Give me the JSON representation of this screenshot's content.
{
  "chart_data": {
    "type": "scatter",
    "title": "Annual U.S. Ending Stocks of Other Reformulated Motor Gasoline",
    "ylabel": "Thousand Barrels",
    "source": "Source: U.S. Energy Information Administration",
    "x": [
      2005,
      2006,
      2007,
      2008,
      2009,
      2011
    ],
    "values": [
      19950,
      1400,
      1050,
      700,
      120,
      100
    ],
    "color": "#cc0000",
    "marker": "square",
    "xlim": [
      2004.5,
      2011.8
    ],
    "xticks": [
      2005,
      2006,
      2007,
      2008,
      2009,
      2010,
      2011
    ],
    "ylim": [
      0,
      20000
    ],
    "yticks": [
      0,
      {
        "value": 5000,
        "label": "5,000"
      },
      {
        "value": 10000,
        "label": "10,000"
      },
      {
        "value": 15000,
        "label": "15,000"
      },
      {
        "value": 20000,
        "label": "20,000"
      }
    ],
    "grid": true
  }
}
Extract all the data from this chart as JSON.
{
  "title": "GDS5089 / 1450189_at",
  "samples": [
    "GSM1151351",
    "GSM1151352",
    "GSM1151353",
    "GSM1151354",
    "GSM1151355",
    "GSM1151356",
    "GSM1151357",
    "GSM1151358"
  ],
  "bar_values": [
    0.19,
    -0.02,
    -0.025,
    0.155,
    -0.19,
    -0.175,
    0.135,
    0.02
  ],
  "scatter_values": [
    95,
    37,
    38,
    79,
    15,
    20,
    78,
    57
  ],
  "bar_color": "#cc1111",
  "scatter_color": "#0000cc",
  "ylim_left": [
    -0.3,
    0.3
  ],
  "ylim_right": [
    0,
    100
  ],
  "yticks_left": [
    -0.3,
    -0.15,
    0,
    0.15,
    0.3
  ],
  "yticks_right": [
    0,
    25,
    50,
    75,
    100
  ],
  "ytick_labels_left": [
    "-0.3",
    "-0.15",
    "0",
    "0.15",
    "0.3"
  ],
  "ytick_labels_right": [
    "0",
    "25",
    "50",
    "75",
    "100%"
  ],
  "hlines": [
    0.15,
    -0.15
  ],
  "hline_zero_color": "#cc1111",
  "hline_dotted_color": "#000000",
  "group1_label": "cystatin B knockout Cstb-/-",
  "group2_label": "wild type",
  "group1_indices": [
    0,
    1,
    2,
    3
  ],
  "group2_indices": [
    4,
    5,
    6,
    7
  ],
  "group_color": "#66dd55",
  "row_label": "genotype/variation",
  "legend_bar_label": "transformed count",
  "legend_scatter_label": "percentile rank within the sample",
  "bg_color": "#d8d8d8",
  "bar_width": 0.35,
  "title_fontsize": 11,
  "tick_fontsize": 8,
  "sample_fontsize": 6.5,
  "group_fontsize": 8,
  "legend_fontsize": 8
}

## [WHAT IS BEING ASKED]
Count the lines of the listing above that include the word "JSON" and state the total with nothing else.

## [RESPONSE BELOW]
2